| YOUR OBJECTIVE |
Search the material for the word "this" and report each line where it turns up.

--- START OF DATA EXCERPTS ---

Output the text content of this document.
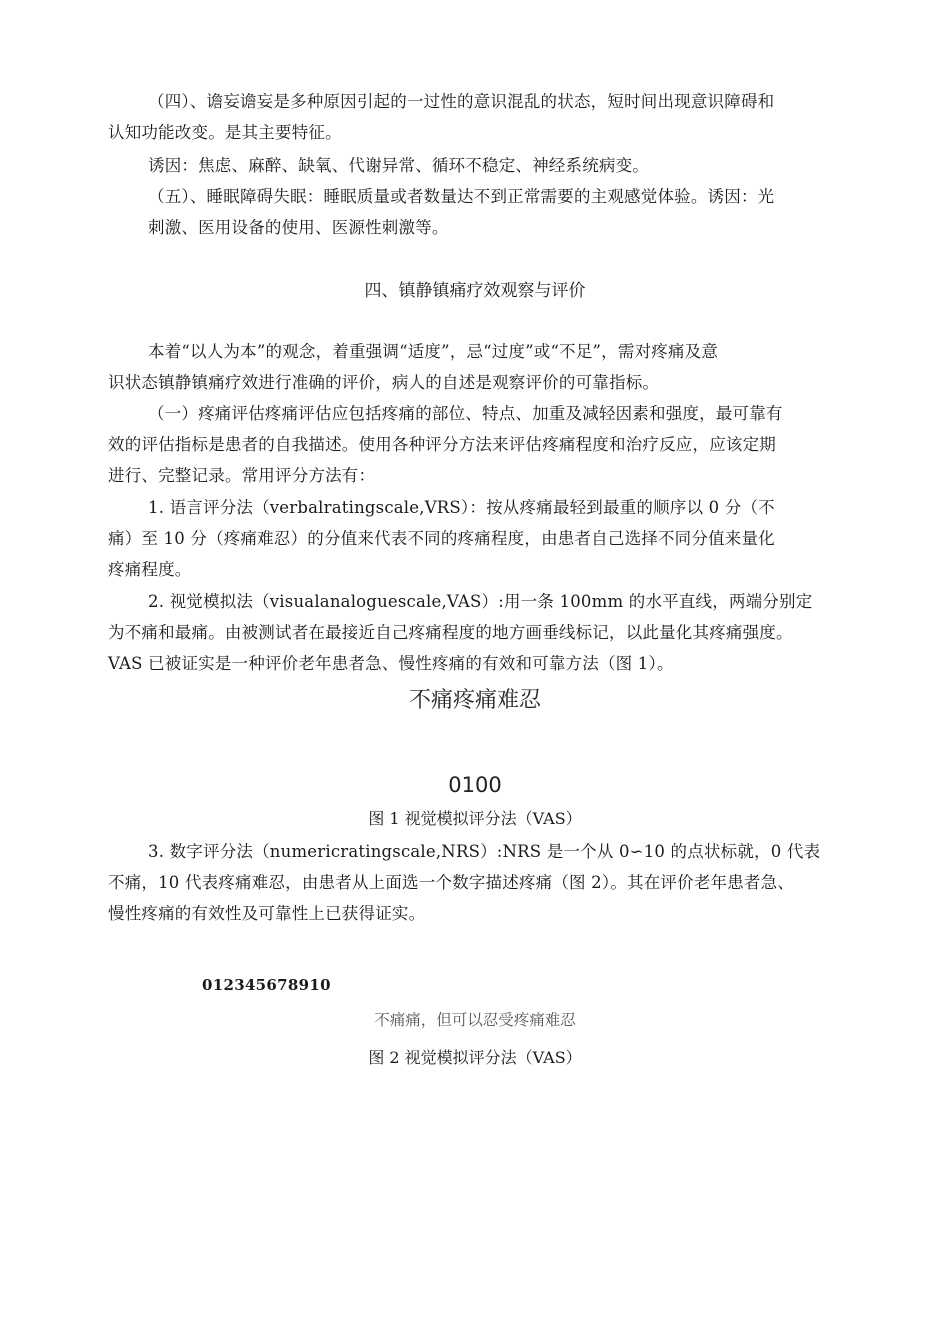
（四）、谵妄谵妄是多种原因引起的一过性的意识混乱的状态，短时间出现意识障碍和
认知功能改变。是其主要特征。
诱因：焦虑、麻醉、缺氧、代谢异常、循环不稳定、神经系统病变。
（五）、睡眠障碍失眠：睡眠质量或者数量达不到正常需要的主观感觉体验。诱因：光
刺激、医用设备的使用、医源性刺激等。
四、镇静镇痛疗效观察与评价
本着“以人为本”的观念，着重强调“适度”，忌“过度”或“不足”，需对疼痛及意
识状态镇静镇痛疗效进行准确的评价，病人的自述是观察评价的可靠指标。
（一）疼痛评估疼痛评估应包括疼痛的部位、特点、加重及减轻因素和强度，最可靠有
效的评估指标是患者的自我描述。使用各种评分方法来评估疼痛程度和治疗反应，应该定期
进行、完整记录。常用评分方法有：
1. 语言评分法（verbalratingscale,VRS）：按从疼痛最轻到最重的顺序以 0 分（不
痛）至 10 分（疼痛难忍）的分值来代表不同的疼痛程度，由患者自己选择不同分值来量化
疼痛程度。
2. 视觉模拟法（visualanaloguescale,VAS）:用一条 100mm 的水平直线，两端分别定
为不痛和最痛。由被测试者在最接近自己疼痛程度的地方画垂线标记，以此量化其疼痛强度。
VAS 已被证实是一种评价老年患者急、慢性疼痛的有效和可靠方法（图 1）。
不痛疼痛难忍
0100
图 1 视觉模拟评分法（VAS）
3. 数字评分法（numericratingscale,NRS）:NRS 是一个从 0∽10 的点状标就，0 代表
不痛，10 代表疼痛难忍，由患者从上面选一个数字描述疼痛（图 2）。其在评价老年患者急、
慢性疼痛的有效性及可靠性上已获得证实。
012345678910
不痛痛，但可以忍受疼痛难忍
图 2 视觉模拟评分法（VAS）
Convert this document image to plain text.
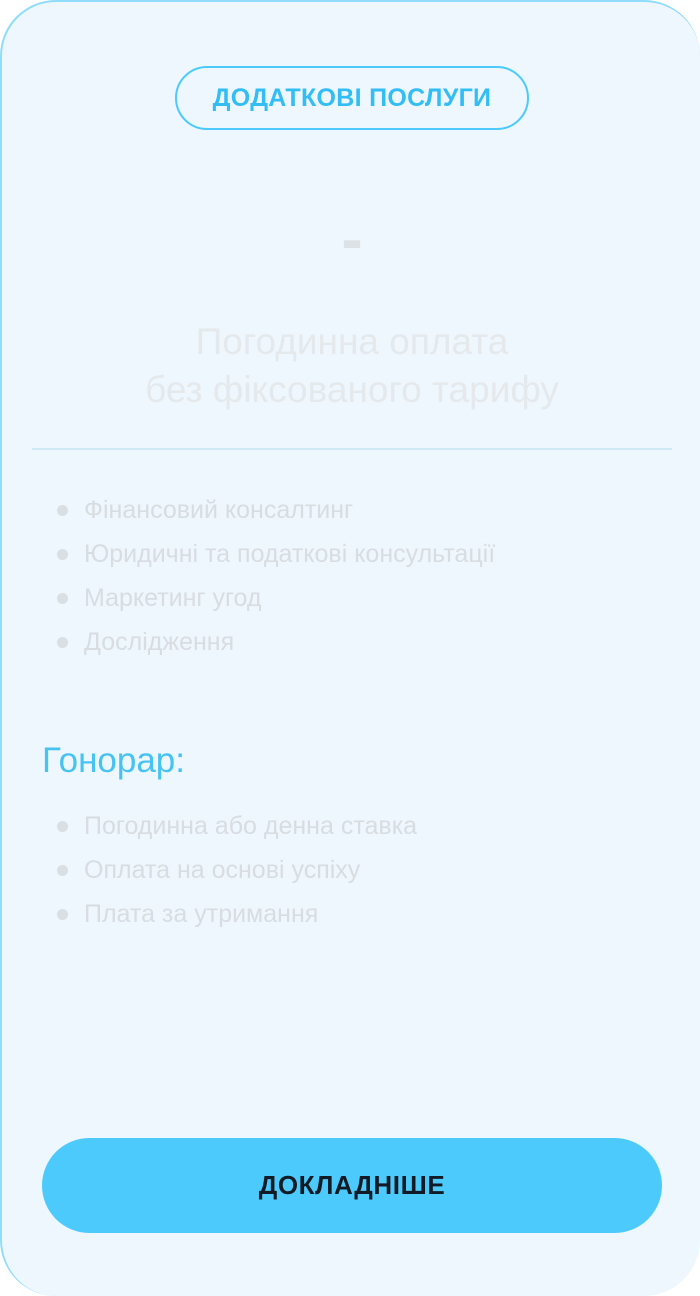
ДОДАТКОВІ ПОСЛУГИ
-
Погодинна оплата
без фіксованого тарифу
Фінансовий консалтинг
Юридичні та податкові консультації
Маркетинг угод
Дослідження
Гонорар:
Погодинна або денна ставка
Оплата на основі успіху
Плата за утримання
ДОКЛАДНІШЕ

--- END OF DATA EXCERPTS ---

| FINISHED EXERCISE |
Output the text content of this document.
Convert this document image to plain text.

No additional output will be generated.